Андрей Юрьевич, давайте начнем с декабря 1923 года. Хотя первый номер "Звезды" вышел в январе 1924-го. Зачем большевикам вообще потребовалось создавать литературно-общественный и научно-популярный журнал, как вы можете это объяснить?

Андрей Арьев: Ну, это вопрос очень важный, потому что несколько лет, почти 7 лет советская власть обходилась без всяких толстых журналов, без такой традиционной культуры. Это было, с одной стороны, понятно, потому что левые течения, революционные течения, они, конечно, были далеки от толстых традиционных русских журналов, тех журналов, в которых возникла великая русская литература, критический реализм и так далее, журналов, через которые прошли романы Толстого и Достоевского. Все это казалось громоздким, и вот в первые годы достаточно было многообразия газетно-брошюрного типа каких-то изданий, подчас самодельных. Культура рвалась на улицу, созревали планы какой-то глобальной большевистской пропаганды. В общем, до основательной культуры дела никому не было. К тому же думали, что возможно создать такую отдельную пролетарскую культуру, создавались всяческие пролиткульты, пытались обучать рабочих, крестьян и кого угодно владению пером и так далее. Но вот приблизительно к началу 20-х годов, а вот как раз именно к 1924 году стало понятно, что, во-первых, большевики совершенно не разбираются в искусстве, у них вкусы самые что ни на есть средние, то есть те вкусы, против которых боролось левое искусство в начале ХХ века. И они поняли, что на самом деле лучше бы им получить своих "красных" Львов Толстых, "красных" Гоголей и Щедриных, о чем они так недвусмысленно и заявили.

И получилось, что вот то самое левое передовое искусство, которое в России возникало и в литературе, и в живописи, оно вдруг оказалось совершенно не у дел, и более того, под подозрением. Хотя именно эти художники и обладали революционным мировоззрением, многие из них приняли революцию, Маяковский и все те, кто по-настоящему были революционерами в искусстве. Футуристы практически все встали на сторону Советской власти и так далее. Но вот получилось такое вот парадоксальное явление революционеров искусства, революционеров, так сказать, духа, громко выражаясь, большевики очень быстро стали оттирать. И им нужно было создать какое-то более новое по сравнению с тем, что они видели вокруг себя и в чем они не разбирались, искусство. Разумеется, ничего нового они выдумать не могли, никакой пролетарской культуры как таковой, отдельной пролетарской культуры не возникло, и не могло возникнуть, культура – дело все-таки элитарное. Не в том плане, что оно снобистски элитарное, а в том плане, что за культурой стоит опыт огромный веков, опыт гораздо больший, чем опыт какого-нибудь социального строительства. Культура все-таки прививается и сохраняется, а социальные системы приходят и уходят. И они хотели почувствовать себя поплотнее. А что можно было придумать, кроме как оглянуться назад? Позади был огромный опыт вот этой культуры толстых журналов в России, которая именно в России особенно хорошо привилась.

• **ЗАДАНИЕ A**: Перепишите строки из списков элементов и рамок в виде таблицы Markdown со столбцами «№» и «Строка», опустив пустые строки.
• **ЗАДАНИЕ B**: Продолжите интервью о создании журнала «Звезда» сразу после его последнего предложения.

Списки элементов и их рамок
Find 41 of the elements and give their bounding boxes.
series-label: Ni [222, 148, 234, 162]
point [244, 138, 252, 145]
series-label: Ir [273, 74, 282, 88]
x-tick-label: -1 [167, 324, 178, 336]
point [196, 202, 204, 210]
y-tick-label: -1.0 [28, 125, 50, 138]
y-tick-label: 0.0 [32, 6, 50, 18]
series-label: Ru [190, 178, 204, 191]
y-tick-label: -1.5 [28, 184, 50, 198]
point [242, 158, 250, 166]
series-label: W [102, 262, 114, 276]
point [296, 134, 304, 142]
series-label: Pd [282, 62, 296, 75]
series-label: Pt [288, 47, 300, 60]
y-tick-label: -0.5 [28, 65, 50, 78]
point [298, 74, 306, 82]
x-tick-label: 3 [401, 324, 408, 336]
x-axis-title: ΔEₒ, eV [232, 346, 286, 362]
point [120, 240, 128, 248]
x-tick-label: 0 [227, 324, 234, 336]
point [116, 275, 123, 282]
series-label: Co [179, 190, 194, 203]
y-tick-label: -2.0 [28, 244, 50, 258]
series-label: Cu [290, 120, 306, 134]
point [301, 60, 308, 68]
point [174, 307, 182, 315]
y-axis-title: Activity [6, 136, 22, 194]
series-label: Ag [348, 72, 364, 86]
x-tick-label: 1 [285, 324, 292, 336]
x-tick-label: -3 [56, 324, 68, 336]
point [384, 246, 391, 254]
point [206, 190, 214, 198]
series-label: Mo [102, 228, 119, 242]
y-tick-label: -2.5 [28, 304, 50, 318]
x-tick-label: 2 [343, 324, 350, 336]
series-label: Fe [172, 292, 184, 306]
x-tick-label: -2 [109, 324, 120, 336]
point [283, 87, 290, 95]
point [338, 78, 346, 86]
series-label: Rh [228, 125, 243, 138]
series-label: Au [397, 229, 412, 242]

• **ОТВЕТ A**:
| № | Строка |
|---|---|
| 1 | Find 41 of the elements and give their bounding boxes. |
| 2 | series-label: Ni [222, 148, 234, 162] |
| 3 | point [244, 138, 252, 145] |
| 4 | series-label: Ir [273, 74, 282, 88] |
| 5 | x-tick-label: -1 [167, 324, 178, 336] |
| 6 | point [196, 202, 204, 210] |
| 7 | y-tick-label: -1.0 [28, 125, 50, 138] |
| 8 | y-tick-label: 0.0 [32, 6, 50, 18] |
| 9 | series-label: Ru [190, 178, 204, 191] |
| 10 | y-tick-label: -1.5 [28, 184, 50, 198] |
| 11 | point [242, 158, 250, 166] |
| 12 | series-label: W [102, 262, 114, 276] |
| 13 | point [296, 134, 304, 142] |
| 14 | series-label: Pd [282, 62, 296, 75] |
| 15 | series-label: Pt [288, 47, 300, 60] |
| 16 | y-tick-label: -0.5 [28, 65, 50, 78] |
| 17 | point [298, 74, 306, 82] |
| 18 | x-tick-label: 3 [401, 324, 408, 336] |
| 19 | x-axis-title: ΔEₒ, eV [232, 346, 286, 362] |
| 20 | point [120, 240, 128, 248] |
| 21 | x-tick-label: 0 [227, 324, 234, 336] |
| 22 | point [116, 275, 123, 282] |
| 23 | series-label: Co [179, 190, 194, 203] |
| 24 | y-tick-label: -2.0 [28, 244, 50, 258] |
| 25 | series-label: Cu [290, 120, 306, 134] |
| 26 | point [301, 60, 308, 68] |
| 27 | point [174, 307, 182, 315] |
| 28 | y-axis-title: Activity [6, 136, 22, 194] |
| 29 | series-label: Ag [348, 72, 364, 86] |
| 30 | x-tick-label: 1 [285, 324, 292, 336] |
| 31 | x-tick-label: -3 [56, 324, 68, 336] |
| 32 | point [384, 246, 391, 254] |
| 33 | point [206, 190, 214, 198] |
| 34 | series-label: Mo [102, 228, 119, 242] |
| 35 | y-tick-label: -2.5 [28, 304, 50, 318] |
| 36 | x-tick-label: 2 [343, 324, 350, 336] |
| 37 | series-label: Fe [172, 292, 184, 306] |
| 38 | x-tick-label: -2 [109, 324, 120, 336] |
| 39 | point [283, 87, 290, 95] |
| 40 | point [338, 78, 346, 86] |
| 41 | series-label: Rh [228, 125, 243, 138] |
| 42 | series-label: Au [397, 229, 412, 242] |

• **ОТВЕТ B**:
Толстые журналы не являются, конечно, изобретением типично русским, они возникли на Западе, и в России они сначала тоже насаждались, как картошка, как водка, как что угодно, государственным способом. Первые журналы в России были государственные – в петровские времена. Но вот во времена Елизаветы, когда была дана вольность некоторая дворянам, тогда возникла уже и частная литература, и возникли первые частные журналы, и вот эта традиция частного такого журнального дела, она взяла мощный разбег. Ну, Пушкин ее поддержал со своим "Современником", а потом уже, собственно, в середине XIX века эти толстые журналы были средоточием всей русской мысли. Потому что никаких партий в России, как известно, не было, а люди все-таки уже распределялись по каким-то интересам. Ну, вот вокруг каждого крупного журнала, "Современника", "Отечественных записок" и других журналов, создавались, можно сказать, такие группы с теми или иными не только художественными, но и политическими вкусами. И эти издания очень огромную, большую роль сыграли в развитии русской культуры, можно сказать, даже в русской цивилизации. И в политике они значили очень много. Скажем, то, что издавал за границей Герцен "Колокол", этого боялись больше, чем настоящих политических преступников каких-нибудь. Так что вся эта культура организовалась, в конце концов, и привела к расцвету замечательной русской литературы, чуда света, классической литературы XIX века.

Почему, казалось бы, ни возобновить все это дело в советское время, когда все рычаги в руках у власти? И вот к 1924 году снова эти толстые журналы решили открыть и сделать их государственными, как это было когда-то, в начале, еще в петровские времена. И вот знаменательно, что в Петрограде первый такой толстый журнал был открыт в 1924 году, как раз тогда, когда был уничтожен последний частный журнал, замечательный, кстати, тоже журнал толстый, пытались его издавать Корней Чуковский при помощи Горького и Замятина. Ну, вот его как раз прикрыли, зато открыли "Звезду", которая вышла, первый номер, в январе 1924 года. И этот журнал был создан для людей, которые готовы были, согласны были сотрудничать с новой властью.

Виктор Резунков: Это "попутчики". Выиграли ли большевики, поставив на них, или промахнулись в конечном итоге? Вообще, что значит слово "попутчики"?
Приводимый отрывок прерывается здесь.